→ Short exercise: Count every line of the material that holds the string "icon". Respond with the total only.
··· Entries
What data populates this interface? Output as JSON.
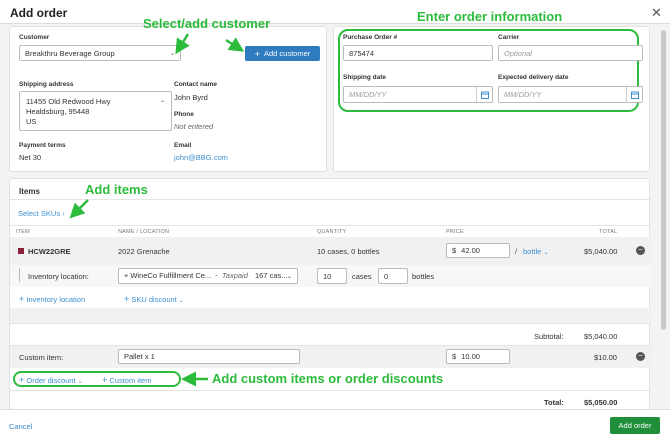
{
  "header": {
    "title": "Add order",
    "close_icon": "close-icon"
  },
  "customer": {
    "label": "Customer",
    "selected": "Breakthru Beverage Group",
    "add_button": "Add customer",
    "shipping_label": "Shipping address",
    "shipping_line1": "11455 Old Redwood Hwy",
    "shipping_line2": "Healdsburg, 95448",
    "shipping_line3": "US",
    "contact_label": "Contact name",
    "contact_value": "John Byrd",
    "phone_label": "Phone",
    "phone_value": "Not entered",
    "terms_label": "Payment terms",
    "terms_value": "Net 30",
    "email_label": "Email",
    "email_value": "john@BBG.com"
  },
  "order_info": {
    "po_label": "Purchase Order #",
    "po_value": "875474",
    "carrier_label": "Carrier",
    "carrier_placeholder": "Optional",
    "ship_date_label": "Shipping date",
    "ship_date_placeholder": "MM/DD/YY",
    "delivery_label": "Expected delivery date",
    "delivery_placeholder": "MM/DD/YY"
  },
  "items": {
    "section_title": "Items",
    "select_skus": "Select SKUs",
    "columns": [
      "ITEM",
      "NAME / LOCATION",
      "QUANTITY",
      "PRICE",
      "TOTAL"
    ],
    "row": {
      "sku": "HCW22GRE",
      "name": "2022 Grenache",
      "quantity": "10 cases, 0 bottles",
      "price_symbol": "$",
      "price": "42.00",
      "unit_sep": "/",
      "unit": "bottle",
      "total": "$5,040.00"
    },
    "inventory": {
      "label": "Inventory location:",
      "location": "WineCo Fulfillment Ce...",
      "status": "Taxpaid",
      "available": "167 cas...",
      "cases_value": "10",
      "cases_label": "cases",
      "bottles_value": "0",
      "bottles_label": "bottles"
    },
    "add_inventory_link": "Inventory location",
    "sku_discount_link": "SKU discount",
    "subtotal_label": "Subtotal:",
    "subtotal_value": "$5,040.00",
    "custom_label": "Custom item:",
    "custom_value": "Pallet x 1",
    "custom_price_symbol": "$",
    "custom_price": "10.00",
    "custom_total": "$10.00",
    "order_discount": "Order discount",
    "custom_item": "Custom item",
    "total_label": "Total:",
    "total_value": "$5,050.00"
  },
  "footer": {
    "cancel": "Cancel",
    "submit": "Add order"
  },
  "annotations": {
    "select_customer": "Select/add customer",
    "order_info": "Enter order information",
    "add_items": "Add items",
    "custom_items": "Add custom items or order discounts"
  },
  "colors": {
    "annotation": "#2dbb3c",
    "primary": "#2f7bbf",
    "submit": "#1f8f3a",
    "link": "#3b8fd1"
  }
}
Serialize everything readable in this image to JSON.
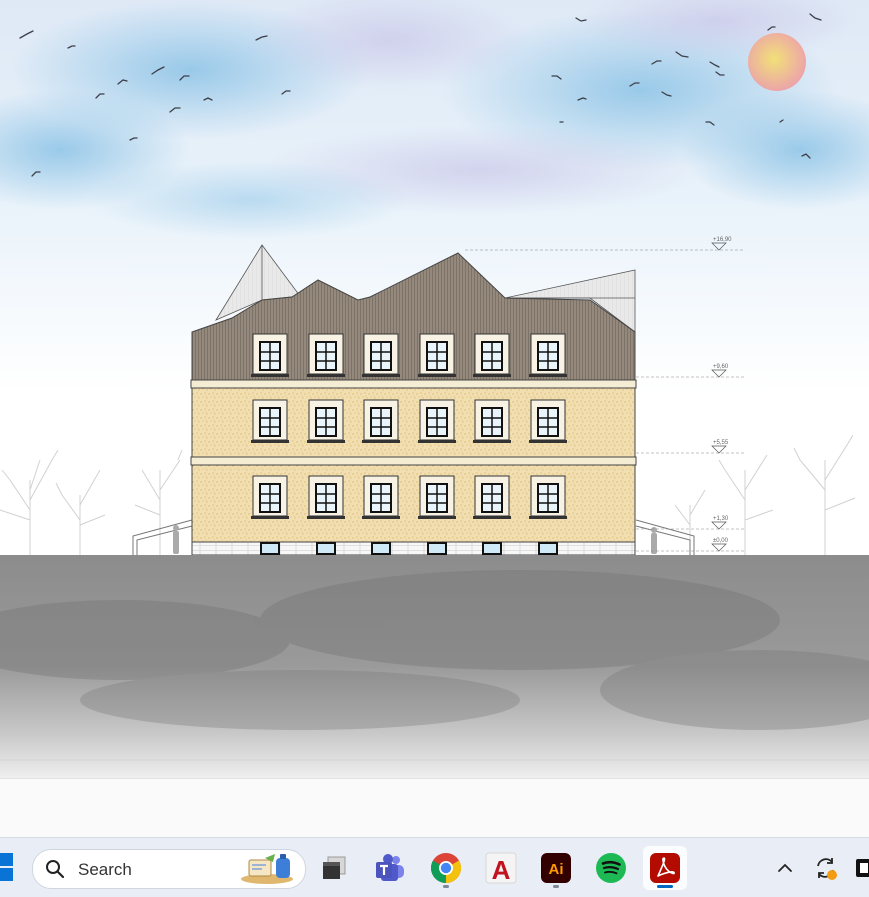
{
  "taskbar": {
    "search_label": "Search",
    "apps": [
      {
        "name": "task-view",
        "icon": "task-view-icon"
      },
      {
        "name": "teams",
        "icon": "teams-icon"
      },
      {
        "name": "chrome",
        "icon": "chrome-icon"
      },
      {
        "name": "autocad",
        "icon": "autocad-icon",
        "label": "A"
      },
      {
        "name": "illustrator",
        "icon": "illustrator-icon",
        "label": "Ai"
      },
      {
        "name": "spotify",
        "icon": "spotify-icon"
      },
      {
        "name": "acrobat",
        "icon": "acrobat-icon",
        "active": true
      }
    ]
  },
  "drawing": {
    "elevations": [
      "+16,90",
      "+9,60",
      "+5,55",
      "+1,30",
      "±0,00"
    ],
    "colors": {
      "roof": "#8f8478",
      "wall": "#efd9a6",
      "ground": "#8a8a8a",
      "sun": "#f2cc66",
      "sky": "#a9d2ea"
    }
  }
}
······
··· Entries
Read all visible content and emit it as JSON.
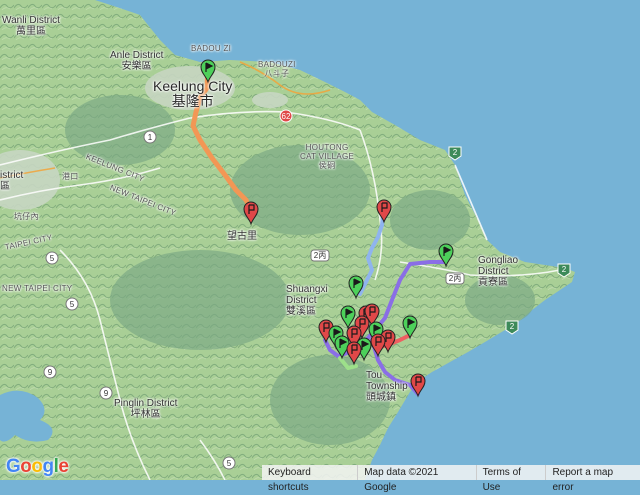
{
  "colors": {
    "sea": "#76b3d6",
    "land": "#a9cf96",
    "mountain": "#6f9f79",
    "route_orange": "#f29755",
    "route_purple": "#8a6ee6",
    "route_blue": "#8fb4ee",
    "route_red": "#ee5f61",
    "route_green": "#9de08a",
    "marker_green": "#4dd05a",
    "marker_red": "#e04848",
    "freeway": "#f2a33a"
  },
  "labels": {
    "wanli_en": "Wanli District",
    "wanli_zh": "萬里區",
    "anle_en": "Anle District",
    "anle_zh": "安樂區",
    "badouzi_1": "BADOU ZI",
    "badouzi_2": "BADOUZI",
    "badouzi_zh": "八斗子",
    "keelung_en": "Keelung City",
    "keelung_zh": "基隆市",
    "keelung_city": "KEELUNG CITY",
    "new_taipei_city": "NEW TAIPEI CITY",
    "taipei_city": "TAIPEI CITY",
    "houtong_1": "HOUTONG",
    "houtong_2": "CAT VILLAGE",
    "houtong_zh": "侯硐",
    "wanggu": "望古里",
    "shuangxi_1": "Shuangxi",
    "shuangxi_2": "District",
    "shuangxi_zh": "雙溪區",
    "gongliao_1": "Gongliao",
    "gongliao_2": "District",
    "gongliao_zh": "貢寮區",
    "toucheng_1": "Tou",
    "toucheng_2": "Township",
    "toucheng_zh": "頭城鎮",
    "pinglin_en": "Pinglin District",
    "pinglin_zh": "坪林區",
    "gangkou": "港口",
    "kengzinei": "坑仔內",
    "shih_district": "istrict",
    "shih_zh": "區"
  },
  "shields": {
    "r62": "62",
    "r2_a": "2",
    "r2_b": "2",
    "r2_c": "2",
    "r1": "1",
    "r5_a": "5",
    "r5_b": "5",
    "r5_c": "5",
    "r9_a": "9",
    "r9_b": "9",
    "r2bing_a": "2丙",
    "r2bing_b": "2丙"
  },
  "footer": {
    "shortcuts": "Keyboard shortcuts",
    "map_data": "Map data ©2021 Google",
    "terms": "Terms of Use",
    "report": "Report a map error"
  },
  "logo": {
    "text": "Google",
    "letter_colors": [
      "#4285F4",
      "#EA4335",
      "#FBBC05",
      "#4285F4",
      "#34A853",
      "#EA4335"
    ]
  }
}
······
··· Entries
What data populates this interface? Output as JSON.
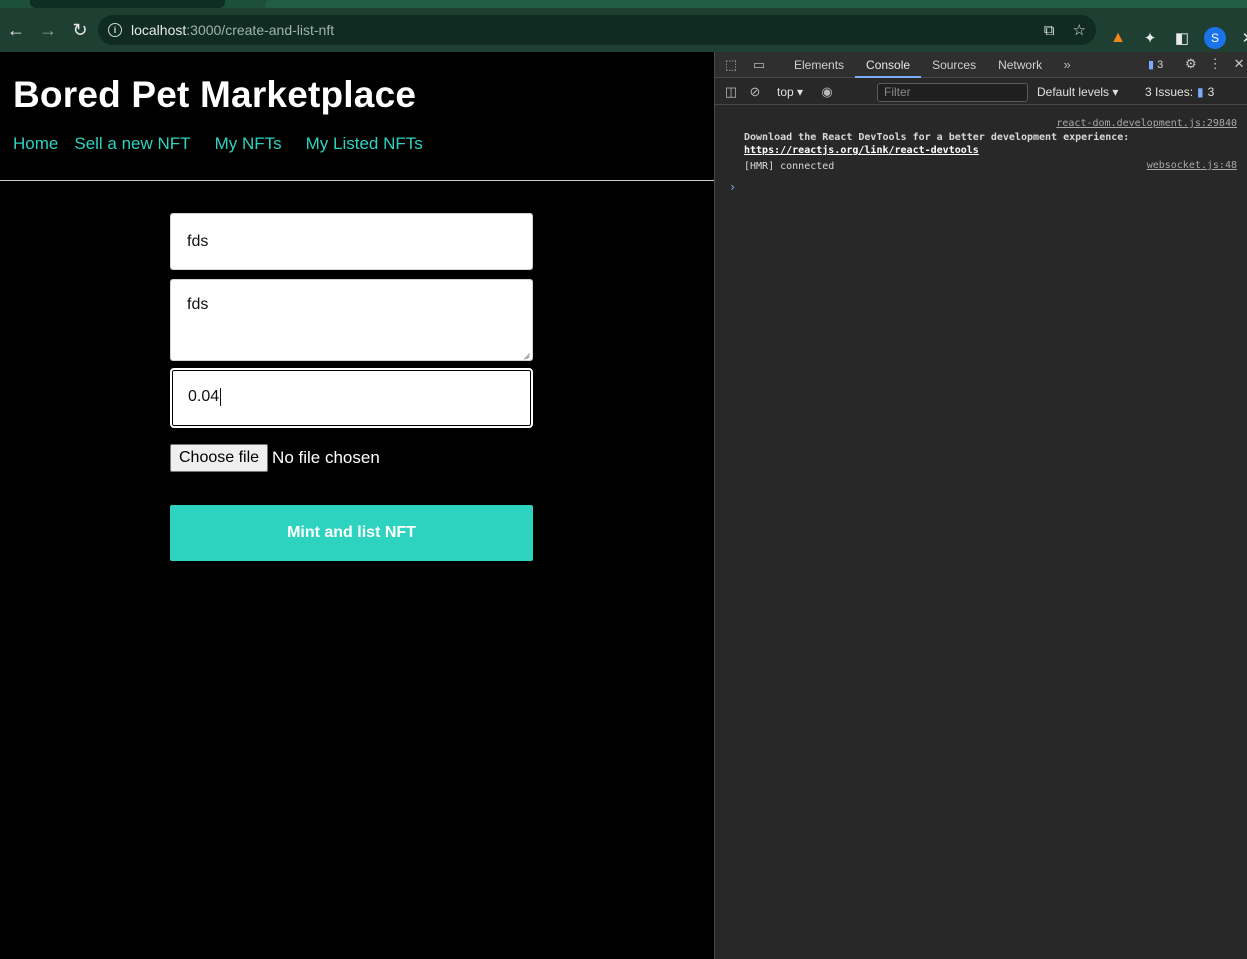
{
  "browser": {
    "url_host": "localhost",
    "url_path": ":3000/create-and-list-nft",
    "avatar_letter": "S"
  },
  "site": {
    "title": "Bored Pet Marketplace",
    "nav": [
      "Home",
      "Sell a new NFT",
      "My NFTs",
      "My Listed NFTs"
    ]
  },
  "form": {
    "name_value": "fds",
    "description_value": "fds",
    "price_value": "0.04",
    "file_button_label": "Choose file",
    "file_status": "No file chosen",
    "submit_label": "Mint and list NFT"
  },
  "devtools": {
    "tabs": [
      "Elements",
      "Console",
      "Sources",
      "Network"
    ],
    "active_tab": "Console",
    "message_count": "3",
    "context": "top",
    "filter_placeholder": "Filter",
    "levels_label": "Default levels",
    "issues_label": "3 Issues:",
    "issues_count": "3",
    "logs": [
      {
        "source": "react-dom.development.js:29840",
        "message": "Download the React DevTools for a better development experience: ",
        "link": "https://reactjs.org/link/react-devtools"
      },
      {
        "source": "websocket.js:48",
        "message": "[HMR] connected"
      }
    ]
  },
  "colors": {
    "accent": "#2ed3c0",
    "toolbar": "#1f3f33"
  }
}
······
→ Solution below: 8